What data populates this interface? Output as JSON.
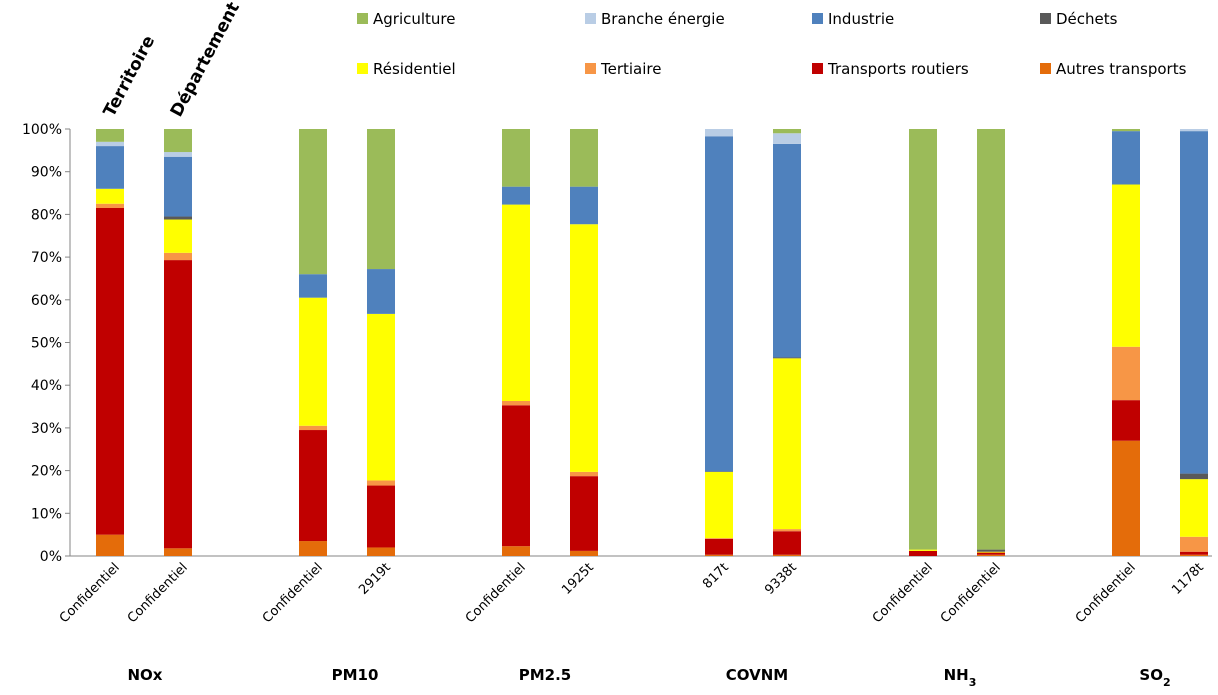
{
  "chart_data": {
    "type": "bar",
    "stacked": true,
    "normalized": true,
    "headers": [
      "Territoire",
      "Département"
    ],
    "legend": {
      "placement": "top",
      "items": [
        {
          "name": "Agriculture",
          "color": "#9bbb59"
        },
        {
          "name": "Branche énergie",
          "color": "#b9cde5"
        },
        {
          "name": "Industrie",
          "color": "#4f81bd"
        },
        {
          "name": "Déchets",
          "color": "#595959"
        },
        {
          "name": "Résidentiel",
          "color": "#ffff00"
        },
        {
          "name": "Tertiaire",
          "color": "#f79646"
        },
        {
          "name": "Transports routiers",
          "color": "#c00000"
        },
        {
          "name": "Autres transports",
          "color": "#e46c0a"
        }
      ]
    },
    "y_ticks": [
      "0%",
      "10%",
      "20%",
      "30%",
      "40%",
      "50%",
      "60%",
      "70%",
      "80%",
      "90%",
      "100%"
    ],
    "ylim": [
      0,
      100
    ],
    "grid": false,
    "stack_order": [
      "Autres transports",
      "Transports routiers",
      "Tertiaire",
      "Résidentiel",
      "Déchets",
      "Industrie",
      "Branche énergie",
      "Agriculture"
    ],
    "groups": [
      {
        "name": "NOx",
        "bars": [
          {
            "label": "Confidentiel",
            "values": {
              "Autres transports": 5,
              "Transports routiers": 76.5,
              "Tertiaire": 1,
              "Résidentiel": 3.5,
              "Déchets": 0,
              "Industrie": 10,
              "Branche énergie": 1,
              "Agriculture": 3
            }
          },
          {
            "label": "Confidentiel",
            "values": {
              "Autres transports": 1.8,
              "Transports routiers": 67.5,
              "Tertiaire": 1.7,
              "Résidentiel": 7.8,
              "Déchets": 0.7,
              "Industrie": 14,
              "Branche énergie": 1.1,
              "Agriculture": 5.4
            }
          }
        ]
      },
      {
        "name": "PM10",
        "bars": [
          {
            "label": "Confidentiel",
            "values": {
              "Autres transports": 3.5,
              "Transports routiers": 26,
              "Tertiaire": 1,
              "Résidentiel": 30,
              "Déchets": 0,
              "Industrie": 5.5,
              "Branche énergie": 0,
              "Agriculture": 34
            }
          },
          {
            "label": "2919t",
            "values": {
              "Autres transports": 2,
              "Transports routiers": 14.5,
              "Tertiaire": 1.2,
              "Résidentiel": 39,
              "Déchets": 0,
              "Industrie": 10.5,
              "Branche énergie": 0,
              "Agriculture": 32.8
            }
          }
        ]
      },
      {
        "name": "PM2.5",
        "bars": [
          {
            "label": "Confidentiel",
            "values": {
              "Autres transports": 2.3,
              "Transports routiers": 33,
              "Tertiaire": 1,
              "Résidentiel": 46,
              "Déchets": 0,
              "Industrie": 4.2,
              "Branche énergie": 0,
              "Agriculture": 13.5
            }
          },
          {
            "label": "1925t",
            "values": {
              "Autres transports": 1.2,
              "Transports routiers": 17.5,
              "Tertiaire": 1,
              "Résidentiel": 58,
              "Déchets": 0,
              "Industrie": 8.8,
              "Branche énergie": 0,
              "Agriculture": 13.5
            }
          }
        ]
      },
      {
        "name": "COVNM",
        "bars": [
          {
            "label": "817t",
            "values": {
              "Autres transports": 0.3,
              "Transports routiers": 3.7,
              "Tertiaire": 0.2,
              "Résidentiel": 15.5,
              "Déchets": 0.1,
              "Industrie": 78.5,
              "Branche énergie": 1.7,
              "Agriculture": 0
            }
          },
          {
            "label": "9338t",
            "values": {
              "Autres transports": 0.3,
              "Transports routiers": 5.5,
              "Tertiaire": 0.5,
              "Résidentiel": 40,
              "Déchets": 0.2,
              "Industrie": 50,
              "Branche énergie": 2.5,
              "Agriculture": 1
            }
          }
        ]
      },
      {
        "name": "NH3",
        "bars": [
          {
            "label": "Confidentiel",
            "values": {
              "Autres transports": 0,
              "Transports routiers": 1.2,
              "Tertiaire": 0,
              "Résidentiel": 0.3,
              "Déchets": 0,
              "Industrie": 0,
              "Branche énergie": 0,
              "Agriculture": 98.5
            }
          },
          {
            "label": "Confidentiel",
            "values": {
              "Autres transports": 0.3,
              "Transports routiers": 0.5,
              "Tertiaire": 0,
              "Résidentiel": 0.2,
              "Déchets": 0.5,
              "Industrie": 0,
              "Branche énergie": 0,
              "Agriculture": 98.5
            }
          }
        ]
      },
      {
        "name": "SO2",
        "bars": [
          {
            "label": "Confidentiel",
            "values": {
              "Autres transports": 27,
              "Transports routiers": 9.5,
              "Tertiaire": 12.5,
              "Résidentiel": 38,
              "Déchets": 0,
              "Industrie": 12.5,
              "Branche énergie": 0,
              "Agriculture": 0.5
            }
          },
          {
            "label": "1178t",
            "values": {
              "Autres transports": 0.3,
              "Transports routiers": 0.7,
              "Tertiaire": 3.5,
              "Résidentiel": 13.5,
              "Déchets": 1.3,
              "Industrie": 80.2,
              "Branche énergie": 0.5,
              "Agriculture": 0
            }
          }
        ]
      }
    ]
  }
}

▬▬▬▬▬▬

§ Instructions to follow: Your task is to copy the entries in full and exactly, without any images.

§ Exercise result:
What data populates this interface? Output as JSON.
{
  "chart_data": {
    "type": "bar",
    "stacked": true,
    "normalized": true,
    "headers": [
      "Territoire",
      "Département"
    ],
    "legend": {
      "placement": "top",
      "items": [
        {
          "name": "Agriculture",
          "color": "#9bbb59"
        },
        {
          "name": "Branche énergie",
          "color": "#b9cde5"
        },
        {
          "name": "Industrie",
          "color": "#4f81bd"
        },
        {
          "name": "Déchets",
          "color": "#595959"
        },
        {
          "name": "Résidentiel",
          "color": "#ffff00"
        },
        {
          "name": "Tertiaire",
          "color": "#f79646"
        },
        {
          "name": "Transports routiers",
          "color": "#c00000"
        },
        {
          "name": "Autres transports",
          "color": "#e46c0a"
        }
      ]
    },
    "y_ticks": [
      "0%",
      "10%",
      "20%",
      "30%",
      "40%",
      "50%",
      "60%",
      "70%",
      "80%",
      "90%",
      "100%"
    ],
    "ylim": [
      0,
      100
    ],
    "grid": false,
    "stack_order": [
      "Autres transports",
      "Transports routiers",
      "Tertiaire",
      "Résidentiel",
      "Déchets",
      "Industrie",
      "Branche énergie",
      "Agriculture"
    ],
    "groups": [
      {
        "name": "NOx",
        "bars": [
          {
            "label": "Confidentiel",
            "values": {
              "Autres transports": 5,
              "Transports routiers": 76.5,
              "Tertiaire": 1,
              "Résidentiel": 3.5,
              "Déchets": 0,
              "Industrie": 10,
              "Branche énergie": 1,
              "Agriculture": 3
            }
          },
          {
            "label": "Confidentiel",
            "values": {
              "Autres transports": 1.8,
              "Transports routiers": 67.5,
              "Tertiaire": 1.7,
              "Résidentiel": 7.8,
              "Déchets": 0.7,
              "Industrie": 14,
              "Branche énergie": 1.1,
              "Agriculture": 5.4
            }
          }
        ]
      },
      {
        "name": "PM10",
        "bars": [
          {
            "label": "Confidentiel",
            "values": {
              "Autres transports": 3.5,
              "Transports routiers": 26,
              "Tertiaire": 1,
              "Résidentiel": 30,
              "Déchets": 0,
              "Industrie": 5.5,
              "Branche énergie": 0,
              "Agriculture": 34
            }
          },
          {
            "label": "2919t",
            "values": {
              "Autres transports": 2,
              "Transports routiers": 14.5,
              "Tertiaire": 1.2,
              "Résidentiel": 39,
              "Déchets": 0,
              "Industrie": 10.5,
              "Branche énergie": 0,
              "Agriculture": 32.8
            }
          }
        ]
      },
      {
        "name": "PM2.5",
        "bars": [
          {
            "label": "Confidentiel",
            "values": {
              "Autres transports": 2.3,
              "Transports routiers": 33,
              "Tertiaire": 1,
              "Résidentiel": 46,
              "Déchets": 0,
              "Industrie": 4.2,
              "Branche énergie": 0,
              "Agriculture": 13.5
            }
          },
          {
            "label": "1925t",
            "values": {
              "Autres transports": 1.2,
              "Transports routiers": 17.5,
              "Tertiaire": 1,
              "Résidentiel": 58,
              "Déchets": 0,
              "Industrie": 8.8,
              "Branche énergie": 0,
              "Agriculture": 13.5
            }
          }
        ]
      },
      {
        "name": "COVNM",
        "bars": [
          {
            "label": "817t",
            "values": {
              "Autres transports": 0.3,
              "Transports routiers": 3.7,
              "Tertiaire": 0.2,
              "Résidentiel": 15.5,
              "Déchets": 0.1,
              "Industrie": 78.5,
              "Branche énergie": 1.7,
              "Agriculture": 0
            }
          },
          {
            "label": "9338t",
            "values": {
              "Autres transports": 0.3,
              "Transports routiers": 5.5,
              "Tertiaire": 0.5,
              "Résidentiel": 40,
              "Déchets": 0.2,
              "Industrie": 50,
              "Branche énergie": 2.5,
              "Agriculture": 1
            }
          }
        ]
      },
      {
        "name": "NH3",
        "bars": [
          {
            "label": "Confidentiel",
            "values": {
              "Autres transports": 0,
              "Transports routiers": 1.2,
              "Tertiaire": 0,
              "Résidentiel": 0.3,
              "Déchets": 0,
              "Industrie": 0,
              "Branche énergie": 0,
              "Agriculture": 98.5
            }
          },
          {
            "label": "Confidentiel",
            "values": {
              "Autres transports": 0.3,
              "Transports routiers": 0.5,
              "Tertiaire": 0,
              "Résidentiel": 0.2,
              "Déchets": 0.5,
              "Industrie": 0,
              "Branche énergie": 0,
              "Agriculture": 98.5
            }
          }
        ]
      },
      {
        "name": "SO2",
        "bars": [
          {
            "label": "Confidentiel",
            "values": {
              "Autres transports": 27,
              "Transports routiers": 9.5,
              "Tertiaire": 12.5,
              "Résidentiel": 38,
              "Déchets": 0,
              "Industrie": 12.5,
              "Branche énergie": 0,
              "Agriculture": 0.5
            }
          },
          {
            "label": "1178t",
            "values": {
              "Autres transports": 0.3,
              "Transports routiers": 0.7,
              "Tertiaire": 3.5,
              "Résidentiel": 13.5,
              "Déchets": 1.3,
              "Industrie": 80.2,
              "Branche énergie": 0.5,
              "Agriculture": 0
            }
          }
        ]
      }
    ]
  }
}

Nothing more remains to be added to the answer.